*Aim of the task:* Exactly as given, repeat all of the entries.

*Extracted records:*
* Begin *

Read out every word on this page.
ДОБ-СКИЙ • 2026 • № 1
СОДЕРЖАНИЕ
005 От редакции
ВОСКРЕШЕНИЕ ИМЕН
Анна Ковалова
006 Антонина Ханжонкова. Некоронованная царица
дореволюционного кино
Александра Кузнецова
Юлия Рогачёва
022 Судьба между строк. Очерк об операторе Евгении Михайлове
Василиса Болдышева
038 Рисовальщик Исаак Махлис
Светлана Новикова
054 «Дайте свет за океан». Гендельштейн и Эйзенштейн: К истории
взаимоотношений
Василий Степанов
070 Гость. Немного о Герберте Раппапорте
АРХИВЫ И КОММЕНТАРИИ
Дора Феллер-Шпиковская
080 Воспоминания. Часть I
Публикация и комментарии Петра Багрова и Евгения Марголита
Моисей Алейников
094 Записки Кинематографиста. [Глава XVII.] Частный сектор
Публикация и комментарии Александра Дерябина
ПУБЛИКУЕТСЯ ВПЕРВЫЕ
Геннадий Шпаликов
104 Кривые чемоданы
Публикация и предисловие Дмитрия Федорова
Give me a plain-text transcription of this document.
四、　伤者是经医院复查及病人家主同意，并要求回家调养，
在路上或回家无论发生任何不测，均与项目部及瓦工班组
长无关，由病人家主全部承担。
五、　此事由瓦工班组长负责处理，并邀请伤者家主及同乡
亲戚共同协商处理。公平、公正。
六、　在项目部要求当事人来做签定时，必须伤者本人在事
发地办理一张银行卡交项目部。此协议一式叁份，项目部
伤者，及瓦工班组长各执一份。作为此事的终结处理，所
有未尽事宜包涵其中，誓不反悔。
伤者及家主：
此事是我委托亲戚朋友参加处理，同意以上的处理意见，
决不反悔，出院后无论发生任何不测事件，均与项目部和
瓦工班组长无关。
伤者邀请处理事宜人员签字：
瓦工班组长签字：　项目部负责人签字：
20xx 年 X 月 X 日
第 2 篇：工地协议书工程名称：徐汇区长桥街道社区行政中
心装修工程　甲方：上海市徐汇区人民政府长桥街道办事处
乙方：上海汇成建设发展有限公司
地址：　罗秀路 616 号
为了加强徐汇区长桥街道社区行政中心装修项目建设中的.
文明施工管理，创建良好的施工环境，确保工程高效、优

* End *

*Result:*
Read out every word on this page.
ДОБ-СКИЙ • 2026 • № 1
СОДЕРЖАНИЕ
005 От редакции
ВОСКРЕШЕНИЕ ИМЕН
Анна Ковалова
006 Антонина Ханжонкова. Некоронованная царица
дореволюционного кино
Александра Кузнецова
Юлия Рогачёва
022 Судьба между строк. Очерк об операторе Евгении Михайлове
Василиса Болдышева
038 Рисовальщик Исаак Махлис
Светлана Новикова
054 «Дайте свет за океан». Гендельштейн и Эйзенштейн: К истории
взаимоотношений
Василий Степанов
070 Гость. Немного о Герберте Раппапорте
АРХИВЫ И КОММЕНТАРИИ
Дора Феллер-Шпиковская
080 Воспоминания. Часть I
Публикация и комментарии Петра Багрова и Евгения Марголита
Моисей Алейников
094 Записки Кинематографиста. [Глава XVII.] Частный сектор
Публикация и комментарии Александра Дерябина
ПУБЛИКУЕТСЯ ВПЕРВЫЕ
Геннадий Шпаликов
104 Кривые чемоданы
Публикация и предисловие Дмитрия Федорова
Give me a plain-text transcription of this document.
四、　伤者是经医院复查及病人家主同意，并要求回家调养，
在路上或回家无论发生任何不测，均与项目部及瓦工班组
长无关，由病人家主全部承担。
五、　此事由瓦工班组长负责处理，并邀请伤者家主及同乡
亲戚共同协商处理。公平、公正。
六、　在项目部要求当事人来做签定时，必须伤者本人在事
发地办理一张银行卡交项目部。此协议一式叁份，项目部
伤者，及瓦工班组长各执一份。作为此事的终结处理，所
有未尽事宜包涵其中，誓不反悔。
伤者及家主：
此事是我委托亲戚朋友参加处理，同意以上的处理意见，
决不反悔，出院后无论发生任何不测事件，均与项目部和
瓦工班组长无关。
伤者邀请处理事宜人员签字：
瓦工班组长签字：　项目部负责人签字：
20xx 年 X 月 X 日
第 2 篇：工地协议书工程名称：徐汇区长桥街道社区行政中
心装修工程　甲方：上海市徐汇区人民政府长桥街道办事处
乙方：上海汇成建设发展有限公司
地址：　罗秀路 616 号
为了加强徐汇区长桥街道社区行政中心装修项目建设中的.
文明施工管理，创建良好的施工环境，确保工程高效、优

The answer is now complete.